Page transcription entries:

_ _ _ _

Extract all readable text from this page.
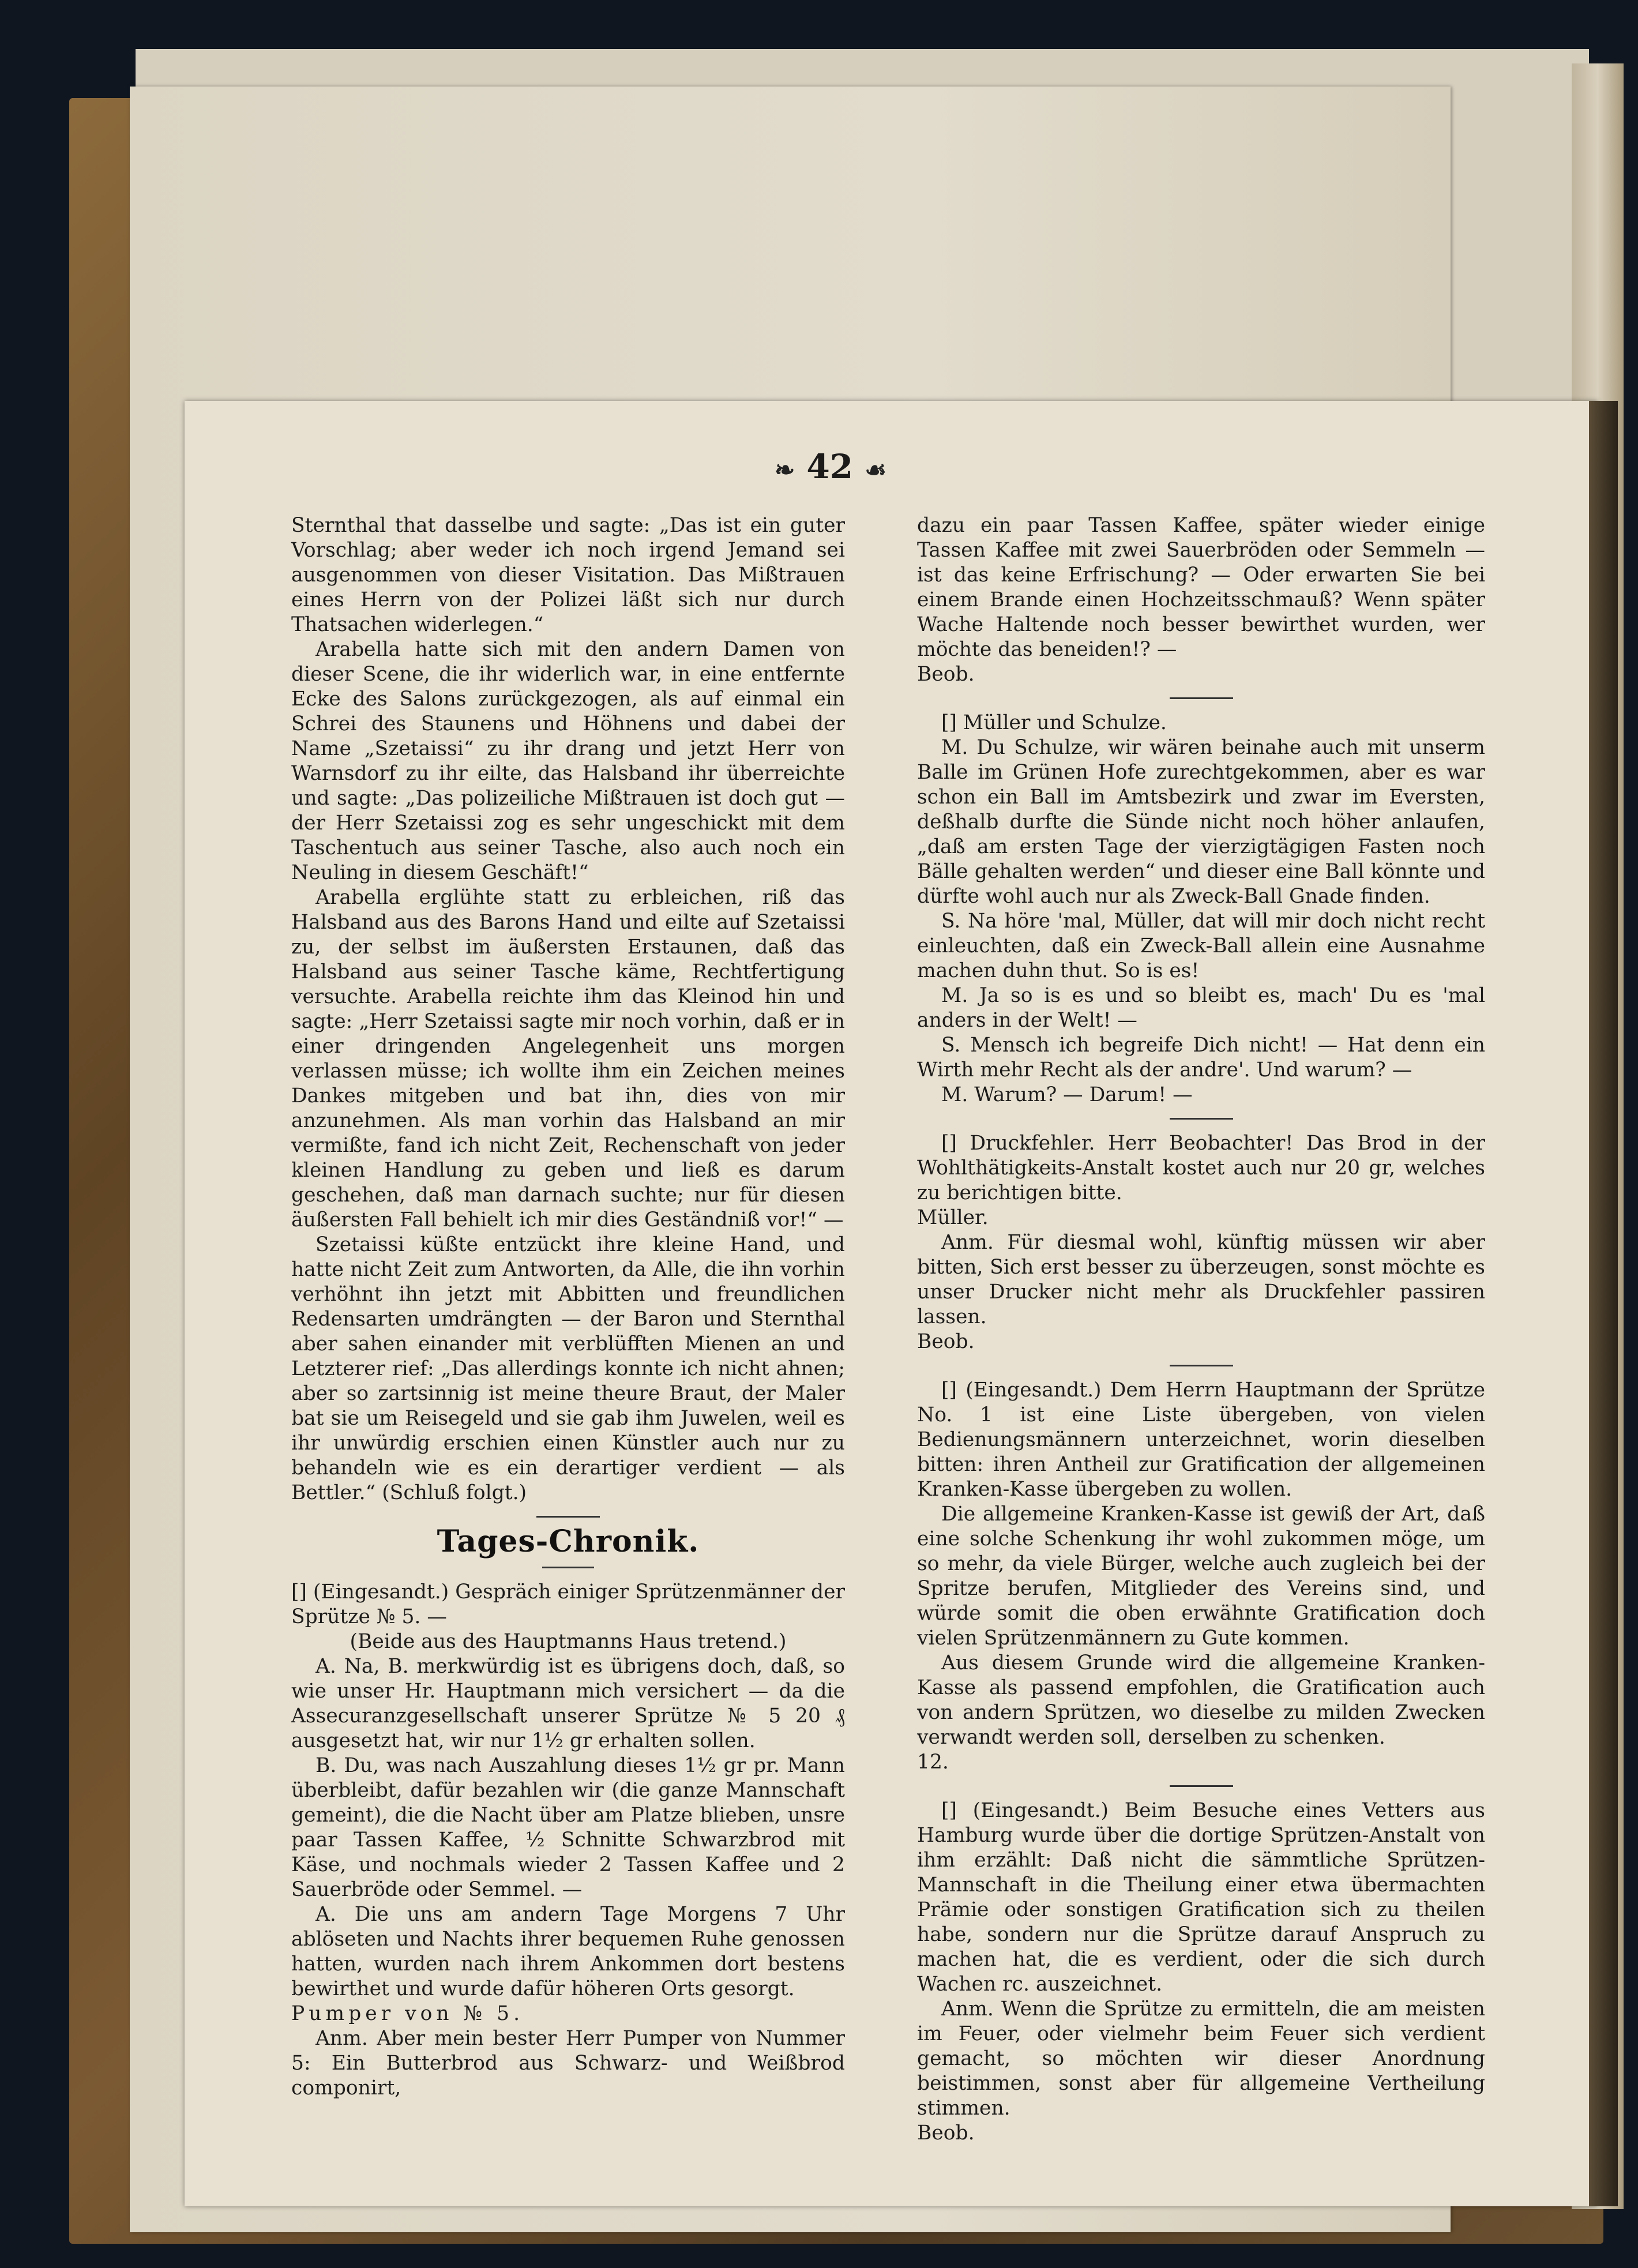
❧ 42 ☙

Sternthal that dasselbe und sagte: „Das ist ein guter Vorschlag; aber weder ich noch irgend Jemand sei ausgenommen von dieser Visitation. Das Mißtrauen eines Herrn von der Polizei läßt sich nur durch Thatsachen widerlegen.“

Arabella hatte sich mit den andern Damen von dieser Scene, die ihr widerlich war, in eine entfernte Ecke des Salons zurückgezogen, als auf einmal ein Schrei des Staunens und Höhnens und dabei der Name „Szetaissi“ zu ihr drang und jetzt Herr von Warnsdorf zu ihr eilte, das Halsband ihr überreichte und sagte: „Das polizeiliche Mißtrauen ist doch gut — der Herr Szetaissi zog es sehr ungeschickt mit dem Taschentuch aus seiner Tasche, also auch noch ein Neuling in diesem Geschäft!“

Arabella erglühte statt zu erbleichen, riß das Halsband aus des Barons Hand und eilte auf Szetaissi zu, der selbst im äußersten Erstaunen, daß das Halsband aus seiner Tasche käme, Rechtfertigung versuchte. Arabella reichte ihm das Kleinod hin und sagte: „Herr Szetaissi sagte mir noch vorhin, daß er in einer dringenden Angelegenheit uns morgen verlassen müsse; ich wollte ihm ein Zeichen meines Dankes mitgeben und bat ihn, dies von mir anzunehmen. Als man vorhin das Halsband an mir vermißte, fand ich nicht Zeit, Rechenschaft von jeder kleinen Handlung zu geben und ließ es darum geschehen, daß man darnach suchte; nur für diesen äußersten Fall behielt ich mir dies Geständniß vor!“ —

Szetaissi küßte entzückt ihre kleine Hand, und hatte nicht Zeit zum Antworten, da Alle, die ihn vorhin verhöhnt ihn jetzt mit Abbitten und freundlichen Redensarten umdrängten — der Baron und Sternthal aber sahen einander mit verblüfften Mienen an und Letzterer rief: „Das allerdings konnte ich nicht ahnen; aber so zartsinnig ist meine theure Braut, der Maler bat sie um Reisegeld und sie gab ihm Juwelen, weil es ihr unwürdig erschien einen Künstler auch nur zu behandeln wie es ein derartiger verdient — als Bettler.“ (Schluß folgt.)

Tages-Chronik.

[] (Eingesandt.) Gespräch einiger Sprützenmänner der Sprütze № 5. —

(Beide aus des Hauptmanns Haus tretend.)

A. Na, B. merkwürdig ist es übrigens doch, daß, so wie unser Hr. Hauptmann mich versichert — da die Assecuranzgesellschaft unserer Sprütze № 5 20 ₰ ausgesetzt hat, wir nur 1½ gr erhalten sollen.

B. Du, was nach Auszahlung dieses 1½ gr pr. Mann überbleibt, dafür bezahlen wir (die ganze Mannschaft gemeint), die die Nacht über am Platze blieben, unsre paar Tassen Kaffee, ½ Schnitte Schwarzbrod mit Käse, und nochmals wieder 2 Tassen Kaffee und 2 Sauerbröde oder Semmel. —

A. Die uns am andern Tage Morgens 7 Uhr ablöseten und Nachts ihrer bequemen Ruhe genossen hatten, wurden nach ihrem Ankommen dort bestens bewirthet und wurde dafür höheren Orts gesorgt.

Pumper von № 5.

Anm. Aber mein bester Herr Pumper von Nummer 5: Ein Butterbrod aus Schwarz- und Weißbrod componirt,

dazu ein paar Tassen Kaffee, später wieder einige Tassen Kaffee mit zwei Sauerbröden oder Semmeln — ist das keine Erfrischung? — Oder erwarten Sie bei einem Brande einen Hochzeitsschmauß? Wenn später Wache Haltende noch besser bewirthet wurden, wer möchte das beneiden!? —

Beob.

[] Müller und Schulze.

M. Du Schulze, wir wären beinahe auch mit unserm Balle im Grünen Hofe zurechtgekommen, aber es war schon ein Ball im Amtsbezirk und zwar im Eversten, deßhalb durfte die Sünde nicht noch höher anlaufen, „daß am ersten Tage der vierzigtägigen Fasten noch Bälle gehalten werden“ und dieser eine Ball könnte und dürfte wohl auch nur als Zweck-Ball Gnade finden.

S. Na höre 'mal, Müller, dat will mir doch nicht recht einleuchten, daß ein Zweck-Ball allein eine Ausnahme machen duhn thut. So is es!

M. Ja so is es und so bleibt es, mach' Du es 'mal anders in der Welt! —

S. Mensch ich begreife Dich nicht! — Hat denn ein Wirth mehr Recht als der andre'. Und warum? —

M. Warum? — Darum! —

[] Druckfehler. Herr Beobachter! Das Brod in der Wohlthätigkeits-Anstalt kostet auch nur 20 gr, welches zu berichtigen bitte.

Müller.

Anm. Für diesmal wohl, künftig müssen wir aber bitten, Sich erst besser zu überzeugen, sonst möchte es unser Drucker nicht mehr als Druckfehler passiren lassen.

Beob.

[] (Eingesandt.) Dem Herrn Hauptmann der Sprütze No. 1 ist eine Liste übergeben, von vielen Bedienungsmännern unterzeichnet, worin dieselben bitten: ihren Antheil zur Gratification der allgemeinen Kranken-Kasse übergeben zu wollen.

Die allgemeine Kranken-Kasse ist gewiß der Art, daß eine solche Schenkung ihr wohl zukommen möge, um so mehr, da viele Bürger, welche auch zugleich bei der Spritze berufen, Mitglieder des Vereins sind, und würde somit die oben erwähnte Gratification doch vielen Sprützenmännern zu Gute kommen.

Aus diesem Grunde wird die allgemeine Kranken-Kasse als passend empfohlen, die Gratification auch von andern Sprützen, wo dieselbe zu milden Zwecken verwandt werden soll, derselben zu schenken.

12.

[] (Eingesandt.) Beim Besuche eines Vetters aus Hamburg wurde über die dortige Sprützen-Anstalt von ihm erzählt: Daß nicht die sämmtliche Sprützen-Mannschaft in die Theilung einer etwa übermachten Prämie oder sonstigen Gratification sich zu theilen habe, sondern nur die Sprütze darauf Anspruch zu machen hat, die es verdient, oder die sich durch Wachen rc. auszeichnet.

Anm. Wenn die Sprütze zu ermitteln, die am meisten im Feuer, oder vielmehr beim Feuer sich verdient gemacht, so möchten wir dieser Anordnung beistimmen, sonst aber für allgemeine Vertheilung stimmen.

Beob.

_ _ _ _

- **Brief**
Nothing but a number should be given: how many lines in the records hold the word "Druckfehler".

- **Exercise answer**
2